*** RECORDS ***

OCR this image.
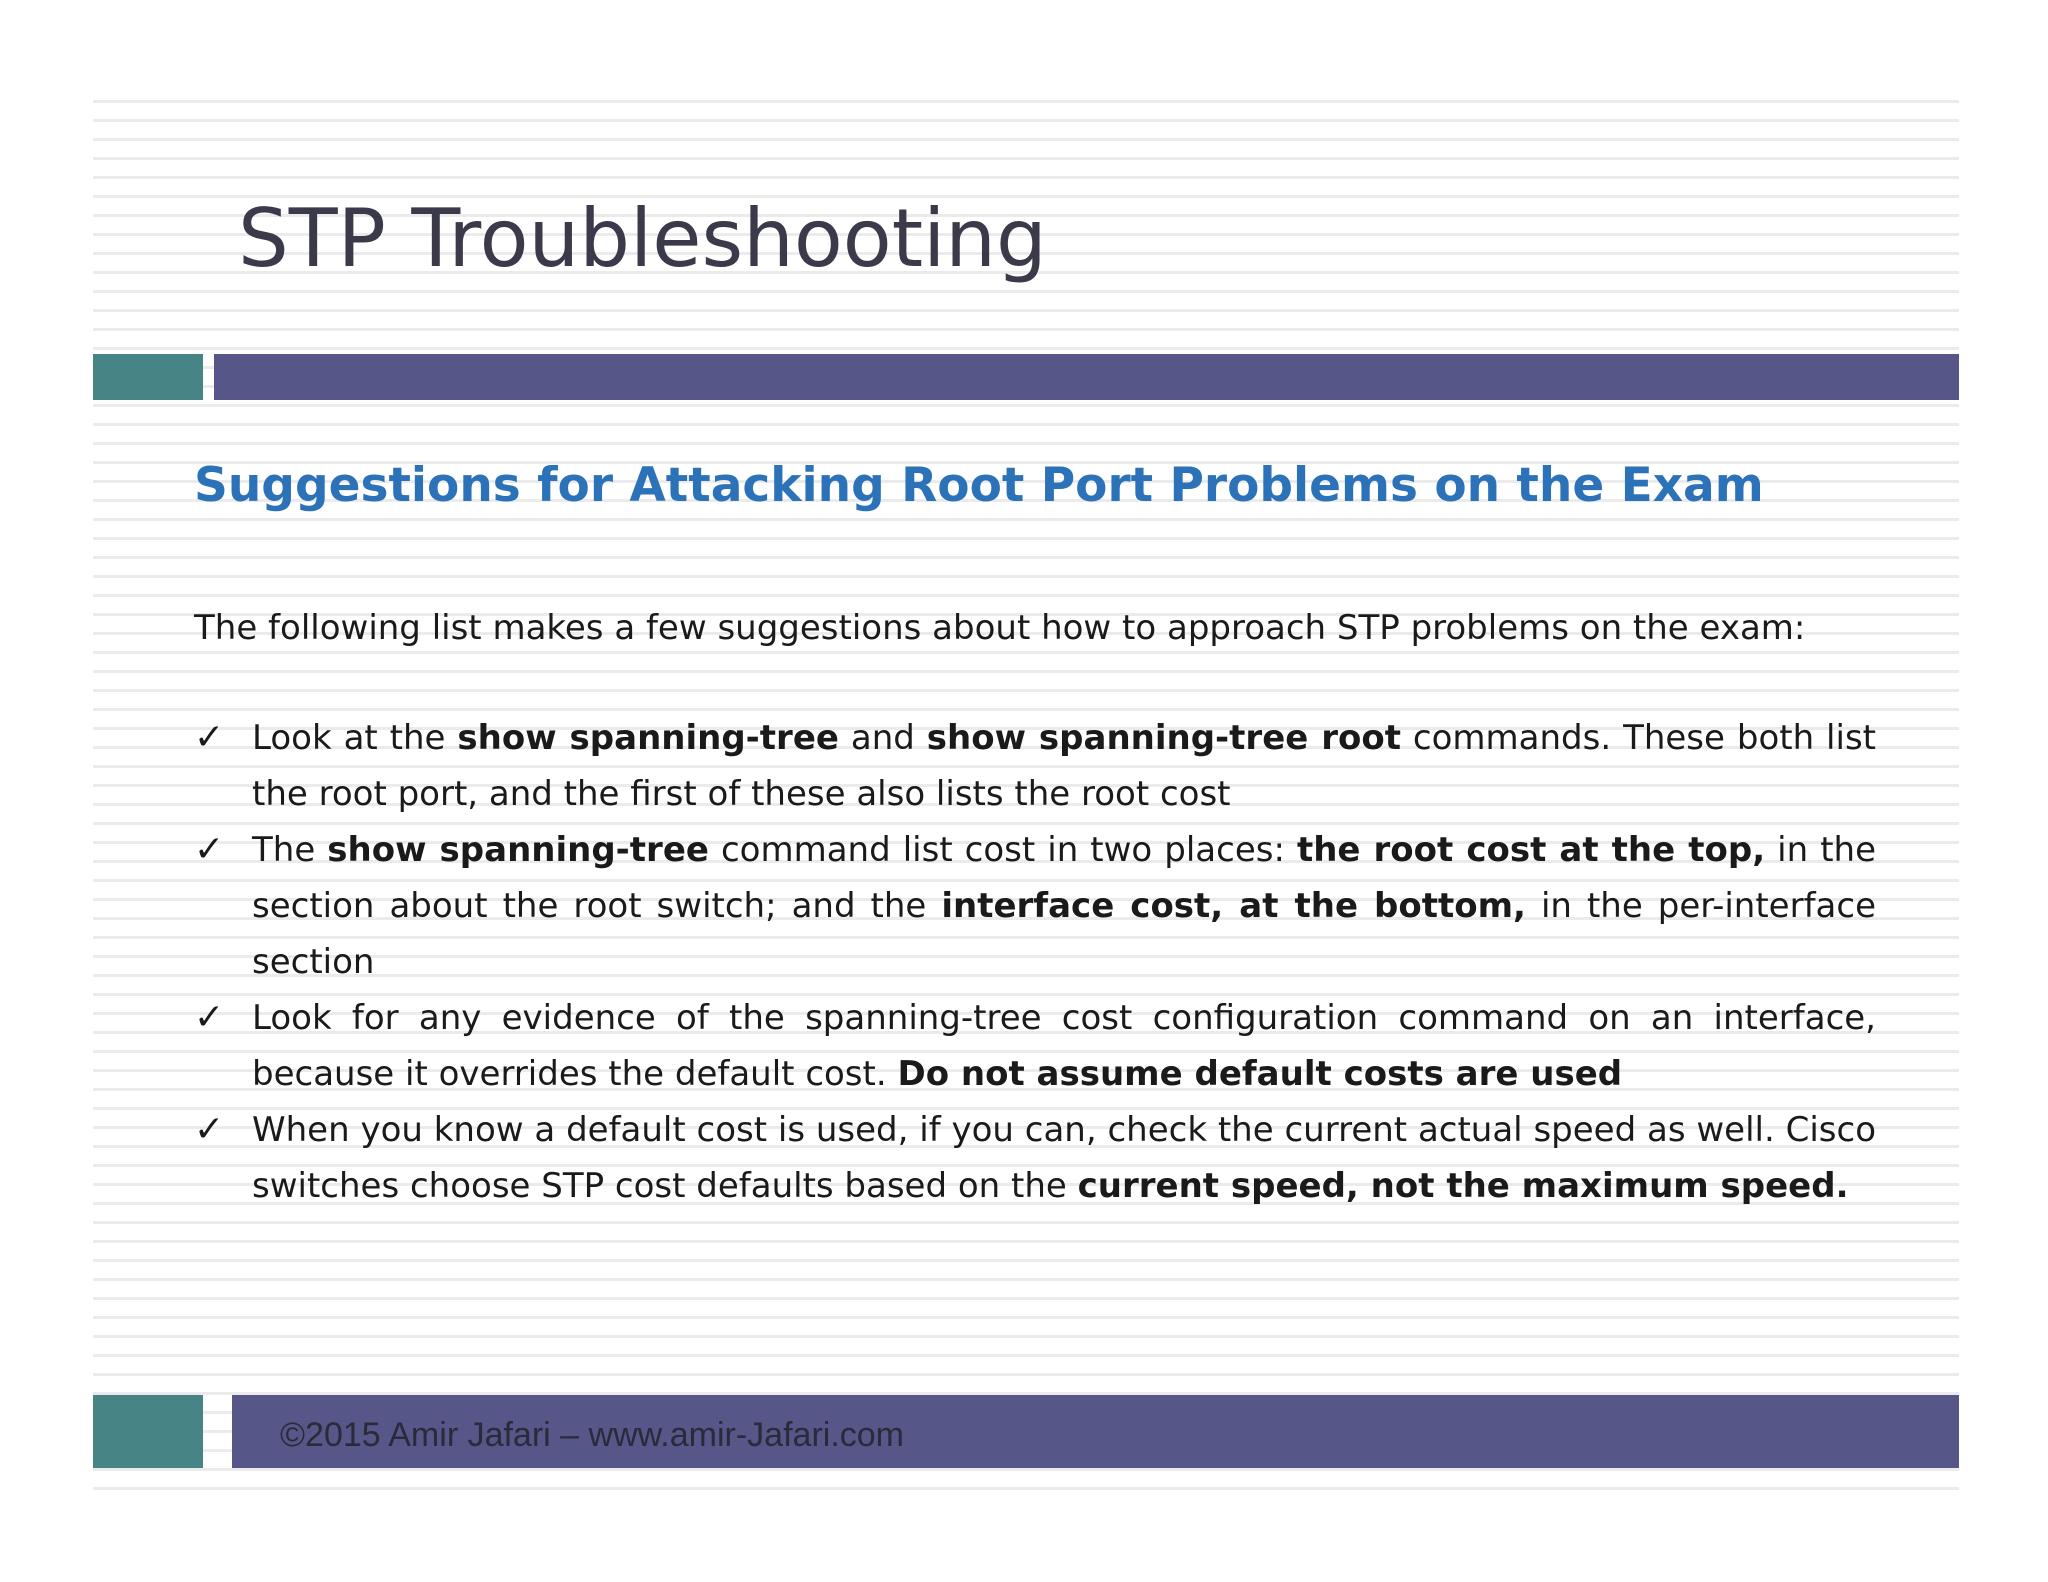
STP Troubleshooting
Suggestions for Attacking Root Port Problems on the Exam

The following list makes a few suggestions about how to approach STP problems on the exam:

✓ Look at the show spanning-tree and show spanning-tree root commands. These both list the root port, and the first of these also lists the root cost
✓ The show spanning-tree command list cost in two places: the root cost at the top, in the section about the root switch; and the interface cost, at the bottom, in the per-interface section
✓ Look for any evidence of the spanning-tree cost configuration command on an interface, because it overrides the default cost. Do not assume default costs are used
✓ When you know a default cost is used, if you can, check the current actual speed as well. Cisco switches choose STP cost defaults based on the current speed, not the maximum speed.
©2015 Amir Jafari – www.amir-Jafari.com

***

-- GIVEN INSTRUCTION --
Scan the material above for the string "show" and return the lines that hold it.

-- TASK RESPONSE --
✓ Look at the show spanning-tree and show spanning-tree root commands. These both list the root port, and the first of these also lists the root cost
✓ The show spanning-tree command list cost in two places: the root cost at the top, in the section about the root switch; and the interface cost, at the bottom, in the per-interface section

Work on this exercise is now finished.